* [Input material]:

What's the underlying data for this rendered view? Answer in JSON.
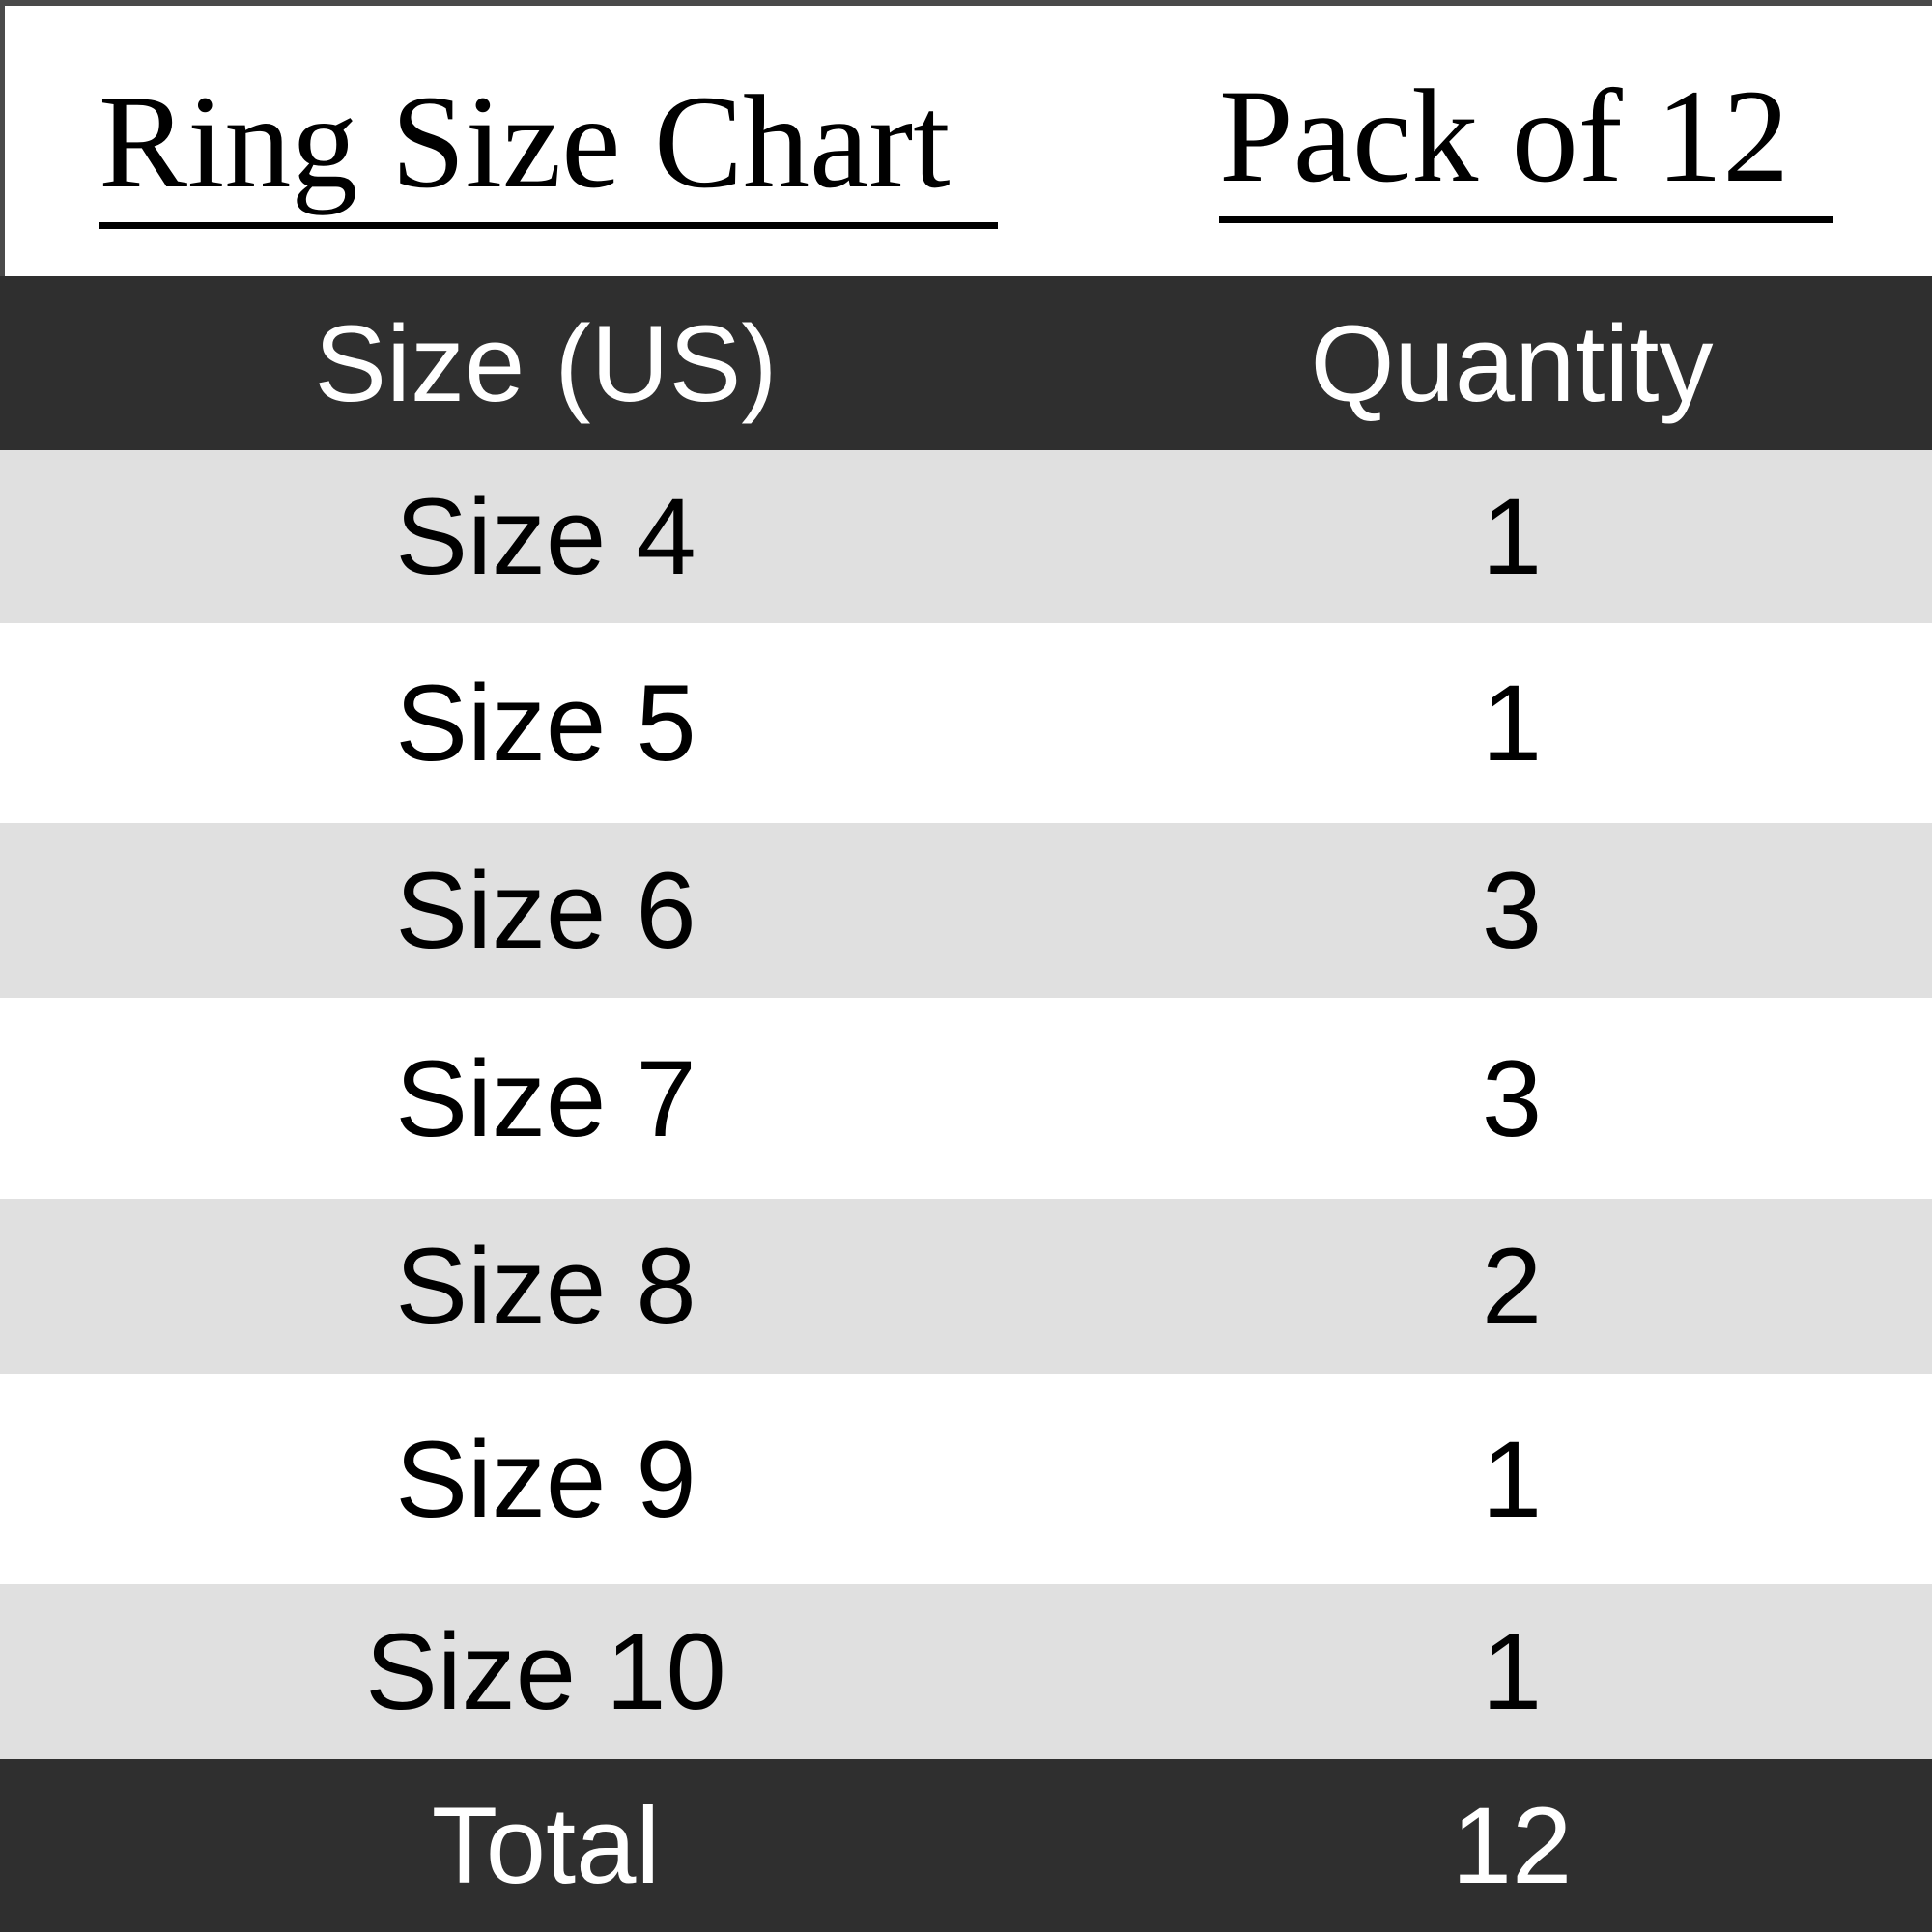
{
  "titles": {
    "left": "Ring Size Chart",
    "right": "Pack of 12"
  },
  "header": {
    "size": "Size (US)",
    "quantity": "Quantity"
  },
  "rows": [
    {
      "size": "Size 4",
      "quantity": "1"
    },
    {
      "size": "Size 5",
      "quantity": "1"
    },
    {
      "size": "Size 6",
      "quantity": "3"
    },
    {
      "size": "Size 7",
      "quantity": "3"
    },
    {
      "size": "Size 8",
      "quantity": "2"
    },
    {
      "size": "Size 9",
      "quantity": "1"
    },
    {
      "size": "Size 10",
      "quantity": "1"
    }
  ],
  "total": {
    "label": "Total",
    "quantity": "12"
  },
  "colors": {
    "header_bg": "#2f2f2f",
    "stripe": "#e0e0e0"
  }
}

* [Directions]:
Among the entries above, identify all lines with "Size" and copy them.

* [Reply to the task]:
    "left": "Ring Size Chart",
    "size": "Size (US)",
      "size": "Size 4",
      "size": "Size 5",
      "size": "Size 6",
      "size": "Size 7",
      "size": "Size 8",
      "size": "Size 9",
      "size": "Size 10",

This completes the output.